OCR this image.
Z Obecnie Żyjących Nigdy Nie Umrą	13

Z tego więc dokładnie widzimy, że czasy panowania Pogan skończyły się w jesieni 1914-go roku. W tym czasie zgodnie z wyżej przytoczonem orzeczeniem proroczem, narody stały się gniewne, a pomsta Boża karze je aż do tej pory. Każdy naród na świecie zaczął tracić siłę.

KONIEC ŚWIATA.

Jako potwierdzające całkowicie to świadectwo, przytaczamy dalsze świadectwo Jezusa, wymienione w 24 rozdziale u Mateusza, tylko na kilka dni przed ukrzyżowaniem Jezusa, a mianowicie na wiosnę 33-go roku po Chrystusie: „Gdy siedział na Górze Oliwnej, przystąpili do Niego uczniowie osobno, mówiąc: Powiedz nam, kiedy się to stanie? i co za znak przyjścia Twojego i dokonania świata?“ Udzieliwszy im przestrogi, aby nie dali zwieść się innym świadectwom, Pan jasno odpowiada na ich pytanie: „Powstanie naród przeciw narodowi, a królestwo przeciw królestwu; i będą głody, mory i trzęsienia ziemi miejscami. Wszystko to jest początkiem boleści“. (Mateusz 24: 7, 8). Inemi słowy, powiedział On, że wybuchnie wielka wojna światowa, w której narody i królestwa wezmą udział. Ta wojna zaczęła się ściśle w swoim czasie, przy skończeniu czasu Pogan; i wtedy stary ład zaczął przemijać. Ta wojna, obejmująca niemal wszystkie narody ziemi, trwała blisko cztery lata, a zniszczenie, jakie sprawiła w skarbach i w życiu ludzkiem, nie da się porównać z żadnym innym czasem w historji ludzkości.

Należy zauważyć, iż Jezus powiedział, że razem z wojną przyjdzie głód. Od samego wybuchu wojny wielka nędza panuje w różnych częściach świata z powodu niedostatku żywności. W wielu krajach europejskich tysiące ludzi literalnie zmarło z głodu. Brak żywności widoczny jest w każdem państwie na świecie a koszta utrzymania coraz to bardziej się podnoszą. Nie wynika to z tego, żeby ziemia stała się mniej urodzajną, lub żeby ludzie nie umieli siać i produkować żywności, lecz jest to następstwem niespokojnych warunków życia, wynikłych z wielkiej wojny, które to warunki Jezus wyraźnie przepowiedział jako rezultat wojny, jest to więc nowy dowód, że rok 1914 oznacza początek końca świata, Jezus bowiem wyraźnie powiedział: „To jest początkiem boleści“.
::::
▶ _Do this_: Looking at the records above, tally the lines holding "roku" and reply with that number only.

▶ _Final result_: 2